Format the material as a Markdown table with the columns Row and Line, starting with the line that contains "685, 794, 700]" and going on through the line that contains "126, 46, 159]". Number each row and leave out any blank lines.

Records showing where elements appear
┄┄┄┄┄┄┄┄┄┄
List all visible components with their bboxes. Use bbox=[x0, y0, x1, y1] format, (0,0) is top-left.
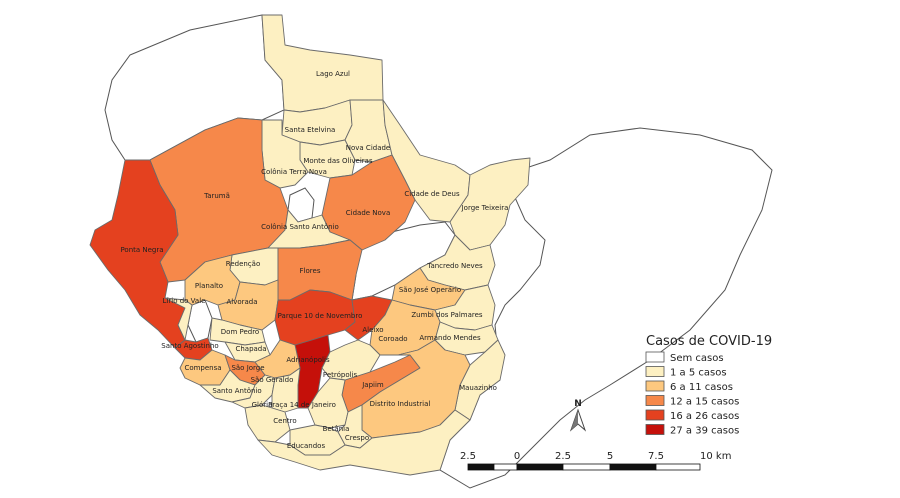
north-arrow-label: N bbox=[574, 399, 582, 409]
label-zumbi: Zumbi dos Palmares bbox=[411, 311, 483, 319]
label-sao-jose-operario: São José Operário bbox=[399, 286, 461, 294]
label-parque-10: Parque 10 de Novembro bbox=[278, 312, 363, 320]
label-cidade-nova: Cidade Nova bbox=[346, 209, 391, 217]
label-educandos: Educandos bbox=[287, 442, 326, 450]
neighborhood-jorge-teixeira bbox=[449, 157, 531, 251]
scale-segment bbox=[493, 463, 518, 471]
label-nova-cidade: Nova Cidade bbox=[346, 144, 391, 152]
scale-tick-label: 2.5 bbox=[460, 451, 476, 462]
label-tancredo-neves: Tancredo Neves bbox=[426, 262, 483, 270]
legend-label-c16_26: 16 a 26 casos bbox=[670, 411, 739, 422]
label-praca-14: Praça 14 de Janeiro bbox=[268, 401, 336, 409]
label-sao-geraldo: São Geraldo bbox=[251, 376, 294, 384]
label-cidade-de-deus: Cidade de Deus bbox=[404, 190, 460, 198]
label-colonia-santo-antonio: Colônia Santo Antônio bbox=[261, 223, 339, 231]
scale-tick-label: 7.5 bbox=[648, 451, 664, 462]
label-colonia-terra-nova: Colônia Terra Nova bbox=[261, 168, 327, 176]
label-jorge-teixeira: Jorge Teixeira bbox=[461, 204, 509, 212]
label-armando-mendes: Armando Mendes bbox=[419, 334, 481, 342]
scale-tick-label: 5 bbox=[607, 451, 613, 462]
label-planalto: Planalto bbox=[195, 282, 223, 290]
label-sao-jorge: São Jorge bbox=[231, 364, 264, 372]
legend-swatch-c27_39 bbox=[645, 424, 665, 435]
label-lago-azul: Lago Azul bbox=[316, 70, 350, 78]
label-maua: Mauazinho bbox=[459, 384, 497, 392]
scale-segment bbox=[467, 463, 495, 471]
legend-label-c6_11: 6 a 11 casos bbox=[670, 382, 733, 393]
legend-label-c1_5: 1 a 5 casos bbox=[670, 368, 727, 379]
label-gloria: Glória bbox=[252, 401, 273, 409]
municipality-outline bbox=[104, 14, 773, 489]
legend-label-none: Sem casos bbox=[670, 353, 724, 364]
scale-segment bbox=[516, 463, 564, 471]
label-aleixo: Aleixo bbox=[362, 326, 383, 334]
label-ponta-negra: Ponta Negra bbox=[120, 246, 163, 254]
label-flores: Flores bbox=[300, 267, 321, 275]
label-adrianopolis: Adrianópolis bbox=[286, 356, 330, 364]
scale-bar: 2.5 0 2.5 5 7.5 10 km bbox=[460, 451, 731, 471]
label-alvorada: Alvorada bbox=[226, 298, 257, 306]
southern-shore-area bbox=[257, 409, 471, 476]
label-petropolis: Petrópolis bbox=[323, 371, 358, 379]
scale-segment bbox=[562, 463, 611, 471]
scale-tick-label: 0 bbox=[514, 451, 520, 462]
label-santa-etelvina: Santa Etelvina bbox=[285, 126, 336, 134]
scale-tick-label: 10 km bbox=[700, 451, 731, 462]
label-dom-pedro: Dom Pedro bbox=[221, 328, 259, 336]
legend-title: Casos de COVID-19 bbox=[646, 334, 772, 349]
legend-swatch-none bbox=[645, 351, 665, 363]
legend-swatch-c6_11 bbox=[645, 380, 665, 392]
label-distrito-industrial: Distrito Industrial bbox=[370, 400, 431, 408]
legend-swatch-c1_5 bbox=[645, 366, 665, 377]
scale-segment bbox=[655, 463, 701, 471]
neighborhood-praca-14 bbox=[271, 367, 301, 413]
north-arrow-shade bbox=[571, 410, 578, 430]
neighborhood-polygons bbox=[89, 14, 531, 476]
label-coroado: Coroado bbox=[378, 335, 407, 343]
legend: Casos de COVID-19 Sem casos 1 a 5 casos 6 … bbox=[645, 334, 772, 437]
label-santo-agostinho: Santo Agostinho bbox=[161, 342, 218, 350]
label-betania: Betânia bbox=[323, 425, 350, 433]
label-lirio-do-vale: Lírio do Vale bbox=[163, 297, 206, 305]
label-taruma: Tarumã bbox=[203, 192, 230, 200]
legend-label-c27_39: 27 a 39 casos bbox=[670, 426, 739, 437]
label-japiim: Japiim bbox=[361, 381, 384, 389]
legend-swatch-c16_26 bbox=[645, 409, 665, 421]
label-redencao: Redenção bbox=[226, 260, 260, 268]
label-compensa: Compensa bbox=[184, 364, 221, 372]
north-arrow: N bbox=[569, 399, 587, 432]
neighborhood-labels: Lago Azul Santa Etelvina Nova Cidade Monte … bbox=[120, 70, 508, 450]
label-centro: Centro bbox=[273, 417, 296, 425]
scale-segment bbox=[609, 463, 657, 471]
legend-label-c12_15: 12 a 15 casos bbox=[670, 397, 739, 408]
label-santo-antonio: Santo Antônio bbox=[212, 387, 261, 395]
label-crespo: Crespo bbox=[345, 434, 369, 442]
scale-tick-label: 2.5 bbox=[555, 451, 571, 462]
legend-swatch-c12_15 bbox=[645, 395, 665, 406]
label-chapada: Chapada bbox=[235, 345, 266, 353]
label-monte-das-oliveiras: Monte das Oliveiras bbox=[303, 157, 373, 165]
neighborhood-lirio-do-vale bbox=[164, 297, 193, 341]
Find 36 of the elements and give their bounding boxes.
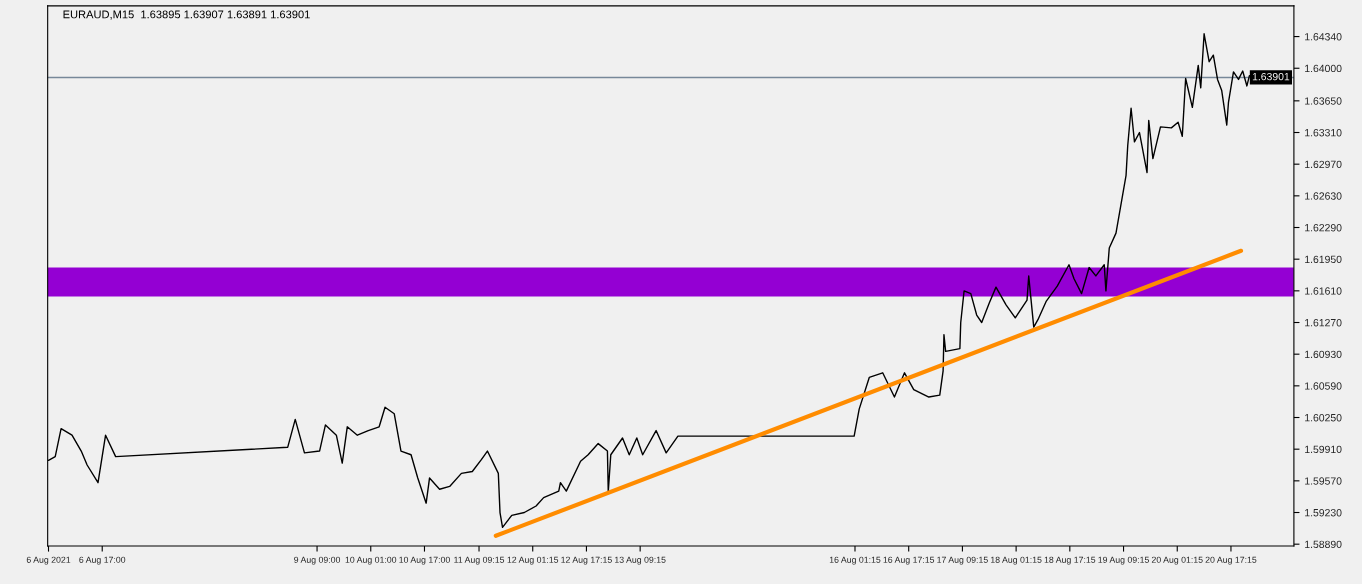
- y-tick-label: 1.59570: [1305, 477, 1342, 485]
- y-tick-label: 1.64340: [1305, 33, 1342, 41]
- y-tick-label: 1.60930: [1305, 350, 1342, 359]
- x-tick-label: 10 Aug 17:00: [399, 556, 450, 565]
- y-tick-label: 1.60250: [1305, 414, 1342, 422]
- y-tick-label: 1.59910: [1305, 445, 1342, 454]
- x-tick-label: 16 Aug 01:15: [829, 556, 881, 565]
- y-tick-label: 1.61270: [1305, 319, 1342, 327]
- x-tick-label: 12 Aug 17:15: [561, 556, 612, 565]
- y-tick-label: 1.63650: [1305, 97, 1342, 105]
- x-tick-label: 10 Aug 01:00: [345, 556, 397, 565]
- x-tick-label: 6 Aug 17:00: [79, 556, 126, 565]
- y-tick-label: 1.63310: [1305, 129, 1342, 137]
- y-tick-label: 1.61950: [1305, 255, 1342, 264]
- x-tick-label: 9 Aug 09:00: [294, 556, 341, 565]
- y-tick-label: 1.58890: [1305, 540, 1342, 549]
- x-tick-label: 17 Aug 09:15: [937, 556, 988, 565]
- y-tick-label: 1.61610: [1305, 287, 1342, 295]
- y-tick-label: 1.62630: [1305, 192, 1342, 200]
- y-tick-label: 1.62290: [1305, 224, 1342, 232]
- x-tick-label: 19 Aug 09:15: [1098, 556, 1149, 565]
- x-tick-label: 13 Aug 09:15: [615, 556, 666, 565]
- y-tick-label: 1.60590: [1305, 382, 1342, 390]
- x-tick-label: 12 Aug 01:15: [507, 556, 559, 565]
- y-tick-label: 1.59230: [1305, 509, 1342, 517]
- x-tick-label: 18 Aug 01:15: [991, 556, 1042, 565]
- x-tick-label: 6 Aug 2021: [26, 556, 71, 565]
- chart-title: EURAUD,M15 1.63895 1.63907 1.63891 1.63901: [63, 10, 310, 20]
- y-tick-label: 1.62970: [1305, 160, 1342, 169]
- x-tick-label: 18 Aug 17:15: [1044, 556, 1096, 565]
- x-tick-label: 11 Aug 09:15: [454, 556, 505, 565]
- x-tick-label: 20 Aug 17:15: [1205, 556, 1257, 565]
- y-tick-label: 1.64000: [1305, 64, 1342, 73]
- x-tick-label: 16 Aug 17:15: [883, 556, 935, 565]
- ref-line-label: 1.63901: [1252, 72, 1290, 81]
- x-tick-label: 20 Aug 01:15: [1151, 556, 1203, 565]
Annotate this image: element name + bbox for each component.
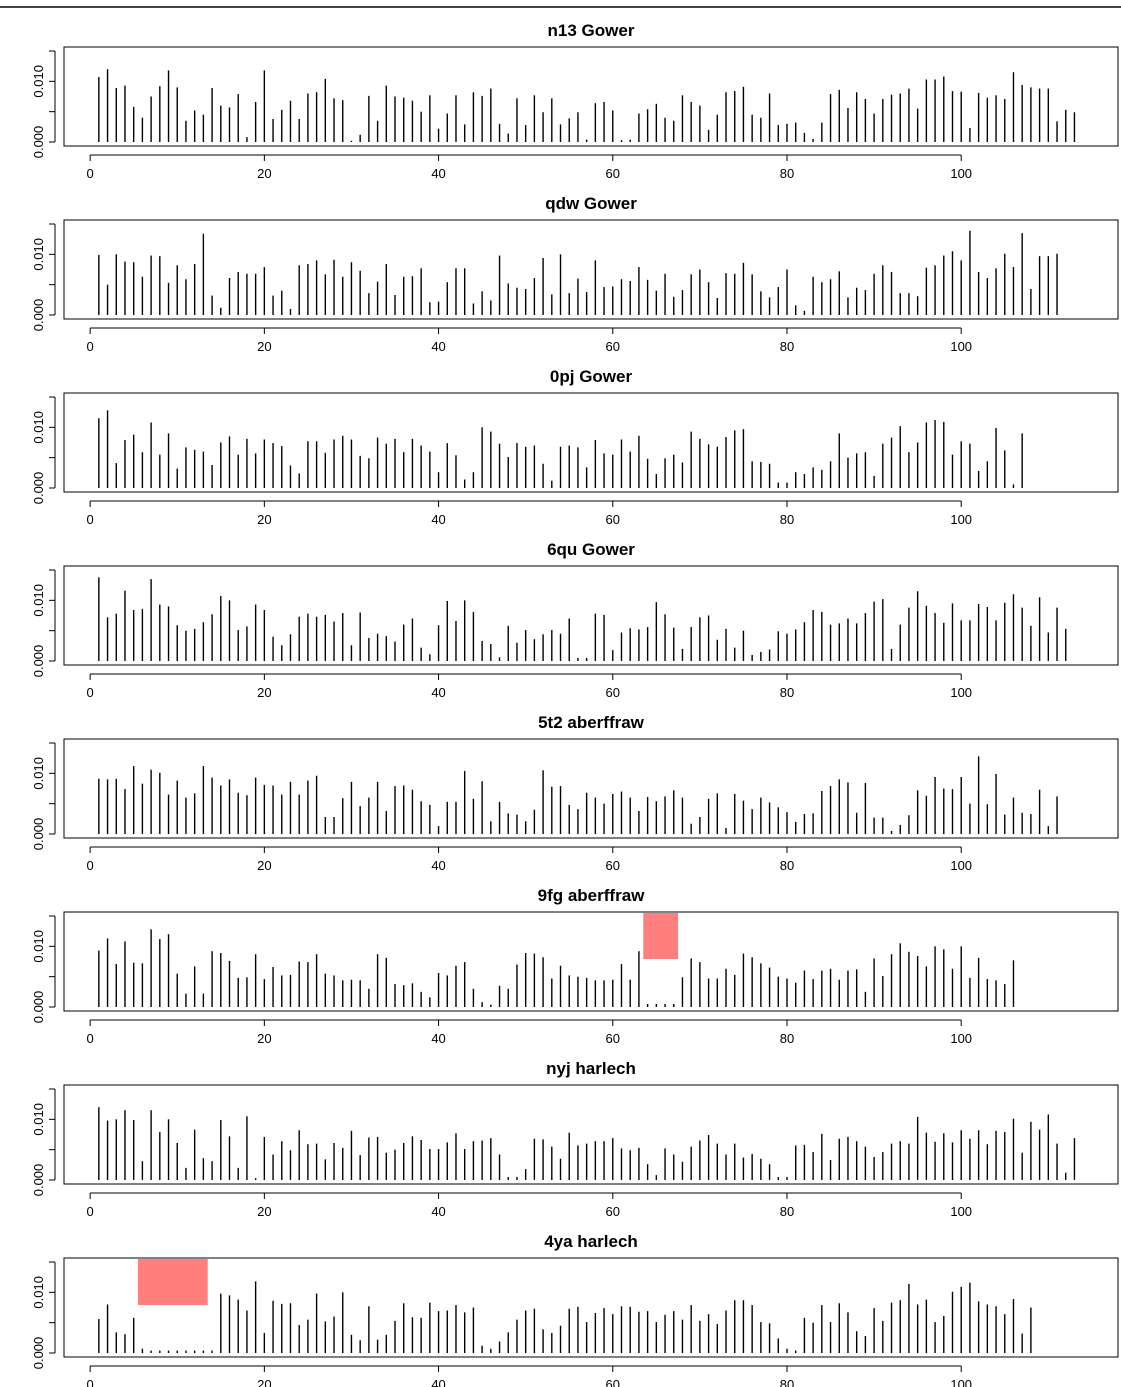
x-tick-label: 80	[780, 685, 794, 700]
x-tick-label: 60	[606, 339, 620, 354]
x-tick-label: 40	[431, 512, 445, 527]
y-tick-label: 0.010	[31, 1103, 46, 1136]
x-tick-label: 20	[257, 339, 271, 354]
x-tick-label: 0	[87, 1031, 94, 1046]
y-tick-label: 0.000	[31, 126, 46, 159]
plot-frame	[63, 911, 1119, 1012]
x-tick-label: 100	[950, 685, 972, 700]
y-tick-label: 0.000	[31, 1337, 46, 1370]
x-tick-label: 0	[87, 685, 94, 700]
plot-frame	[63, 219, 1119, 320]
x-tick-label: 80	[780, 1204, 794, 1219]
y-tick-label: 0.000	[31, 1164, 46, 1197]
x-tick-label: 20	[257, 512, 271, 527]
x-tick-label: 20	[257, 1377, 271, 1387]
x-tick-label: 20	[257, 166, 271, 181]
highlight-region	[138, 1259, 208, 1305]
x-tick-label: 20	[257, 1031, 271, 1046]
x-tick-label: 40	[431, 166, 445, 181]
chart-title: 6qu Gower	[547, 540, 635, 559]
chart-panel-5: 9fg aberffraw 0 20 40 60 80 100 0.000 0.010	[31, 886, 1119, 1046]
x-tick-label: 40	[431, 858, 445, 873]
chart-panel-3: 6qu Gower 0 20 40 60 80 100 0.000 0.010	[31, 540, 1119, 700]
x-tick-label: 60	[606, 1377, 620, 1387]
x-tick-label: 100	[950, 339, 972, 354]
x-tick-label: 60	[606, 1204, 620, 1219]
plot-frame	[63, 738, 1119, 839]
chart-panel-0: n13 Gower 0 20 40 60 80 100 0.000 0.010	[31, 21, 1119, 181]
y-tick-label: 0.010	[31, 757, 46, 790]
chart-panel-7: 4ya harlech 0 20 40 60 80 100 0.000 0.010	[31, 1232, 1119, 1387]
top-divider	[0, 6, 1121, 8]
y-tick-label: 0.000	[31, 818, 46, 851]
x-tick-label: 40	[431, 1377, 445, 1387]
x-tick-label: 80	[780, 166, 794, 181]
x-tick-label: 100	[950, 1377, 972, 1387]
x-tick-label: 0	[87, 1204, 94, 1219]
x-tick-label: 0	[87, 512, 94, 527]
y-tick-label: 0.000	[31, 645, 46, 678]
chart-title: 9fg aberffraw	[538, 886, 646, 905]
plot-frame	[63, 1257, 1119, 1358]
x-tick-label: 40	[431, 339, 445, 354]
x-tick-label: 0	[87, 339, 94, 354]
x-tick-label: 80	[780, 1377, 794, 1387]
y-tick-label: 0.000	[31, 299, 46, 332]
plot-frame	[63, 1084, 1119, 1185]
plot-frame	[63, 565, 1119, 666]
x-tick-label: 40	[431, 1031, 445, 1046]
x-tick-label: 80	[780, 858, 794, 873]
x-tick-label: 100	[950, 166, 972, 181]
chart-title: nyj harlech	[546, 1059, 636, 1078]
chart-title: qdw Gower	[545, 194, 637, 213]
y-tick-label: 0.010	[31, 238, 46, 271]
y-tick-label: 0.000	[31, 991, 46, 1024]
chart-title: 5t2 aberffraw	[538, 713, 645, 732]
plot-frame	[63, 46, 1119, 147]
x-tick-label: 60	[606, 858, 620, 873]
x-tick-label: 20	[257, 1204, 271, 1219]
x-tick-label: 60	[606, 1031, 620, 1046]
x-tick-label: 20	[257, 685, 271, 700]
x-tick-label: 40	[431, 1204, 445, 1219]
x-tick-label: 60	[606, 512, 620, 527]
chart-panel-1: qdw Gower 0 20 40 60 80 100 0.000 0.010	[31, 194, 1119, 354]
chart-title: 4ya harlech	[544, 1232, 638, 1251]
x-tick-label: 100	[950, 1204, 972, 1219]
x-tick-label: 80	[780, 1031, 794, 1046]
y-tick-label: 0.000	[31, 472, 46, 505]
highlight-region	[643, 913, 679, 959]
y-tick-label: 0.010	[31, 930, 46, 963]
y-tick-label: 0.010	[31, 411, 46, 444]
x-tick-label: 60	[606, 166, 620, 181]
y-tick-label: 0.010	[31, 1276, 46, 1309]
chart-panel-6: nyj harlech 0 20 40 60 80 100 0.000 0.010	[31, 1059, 1119, 1219]
plot-frame	[63, 392, 1119, 493]
x-tick-label: 100	[950, 1031, 972, 1046]
x-tick-label: 60	[606, 685, 620, 700]
x-tick-label: 100	[950, 512, 972, 527]
x-tick-label: 80	[780, 512, 794, 527]
chart-title: n13 Gower	[548, 21, 635, 40]
y-tick-label: 0.010	[31, 65, 46, 98]
chart-panel-2: 0pj Gower 0 20 40 60 80 100 0.000 0.010	[31, 367, 1119, 527]
y-tick-label: 0.010	[31, 584, 46, 617]
x-tick-label: 0	[87, 858, 94, 873]
chart-title: 0pj Gower	[550, 367, 633, 386]
x-tick-label: 0	[87, 1377, 94, 1387]
x-tick-label: 100	[950, 858, 972, 873]
x-tick-label: 40	[431, 685, 445, 700]
chart-panel-4: 5t2 aberffraw 0 20 40 60 80 100 0.000 0.010	[31, 713, 1119, 873]
x-tick-label: 20	[257, 858, 271, 873]
x-tick-label: 80	[780, 339, 794, 354]
x-tick-label: 0	[87, 166, 94, 181]
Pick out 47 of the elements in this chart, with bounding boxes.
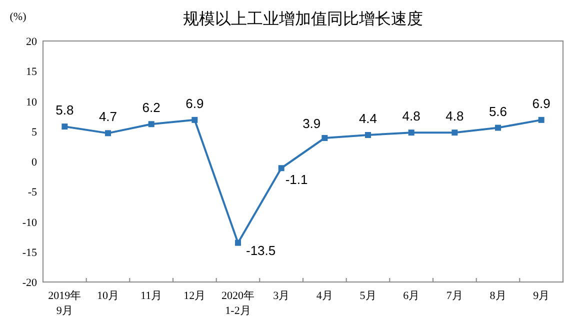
┄┄┄┄┄┄┄┄┄┄
FULL RESPONSE:
| Row | Line |
|---|---|
| 1 | x-tick-label: 80	[780, 685, 794, 700] |
| 2 | x-tick-label: 60	[606, 339, 620, 354] |
| 3 | x-tick-label: 40	[431, 512, 445, 527] |
| 4 | y-tick-label: 0.010	[31, 1103, 46, 1136] |
| 5 | x-tick-label: 20	[257, 339, 271, 354] |
| 6 | x-tick-label: 0	[87, 1031, 94, 1046] |
| 7 | y-tick-label: 0.000	[31, 126, 46, 159] |